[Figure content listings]
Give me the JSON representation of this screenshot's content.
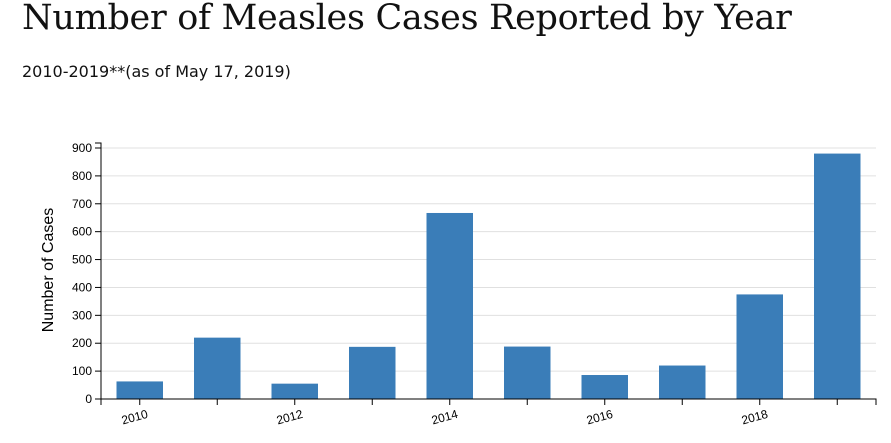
{
  "header": {
    "title": "Number of Measles Cases Reported by Year",
    "subtitle": "2010-2019**(as of May 17, 2019)"
  },
  "chart_data": {
    "type": "bar",
    "title": "Number of Measles Cases Reported by Year",
    "subtitle": "2010-2019**(as of May 17, 2019)",
    "xlabel": "",
    "ylabel": "Number of Cases",
    "categories": [
      "2010",
      "2011",
      "2012",
      "2013",
      "2014",
      "2015",
      "2016",
      "2017",
      "2018",
      "2019"
    ],
    "x_tick_labels": [
      "2010",
      "2012",
      "2014",
      "2016",
      "2018"
    ],
    "values": [
      63,
      220,
      55,
      187,
      667,
      188,
      86,
      120,
      375,
      880
    ],
    "y_ticks": [
      0,
      100,
      200,
      300,
      400,
      500,
      600,
      700,
      800,
      900
    ],
    "ylim": [
      0,
      918
    ],
    "grid": true,
    "bar_color": "#3a7db8",
    "grid_color": "#e0e0e0"
  }
}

• GIVEN TASK: Each entry gets copied exactly; the pictures stay out.

• THE RESPONSE:
Give me the JSON representation of this screenshot's content.
{
  "header": {
    "title": "Number of Measles Cases Reported by Year",
    "subtitle": "2010-2019**(as of May 17, 2019)"
  },
  "chart_data": {
    "type": "bar",
    "title": "Number of Measles Cases Reported by Year",
    "subtitle": "2010-2019**(as of May 17, 2019)",
    "xlabel": "",
    "ylabel": "Number of Cases",
    "categories": [
      "2010",
      "2011",
      "2012",
      "2013",
      "2014",
      "2015",
      "2016",
      "2017",
      "2018",
      "2019"
    ],
    "x_tick_labels": [
      "2010",
      "2012",
      "2014",
      "2016",
      "2018"
    ],
    "values": [
      63,
      220,
      55,
      187,
      667,
      188,
      86,
      120,
      375,
      880
    ],
    "y_ticks": [
      0,
      100,
      200,
      300,
      400,
      500,
      600,
      700,
      800,
      900
    ],
    "ylim": [
      0,
      918
    ],
    "grid": true,
    "bar_color": "#3a7db8",
    "grid_color": "#e0e0e0"
  }
}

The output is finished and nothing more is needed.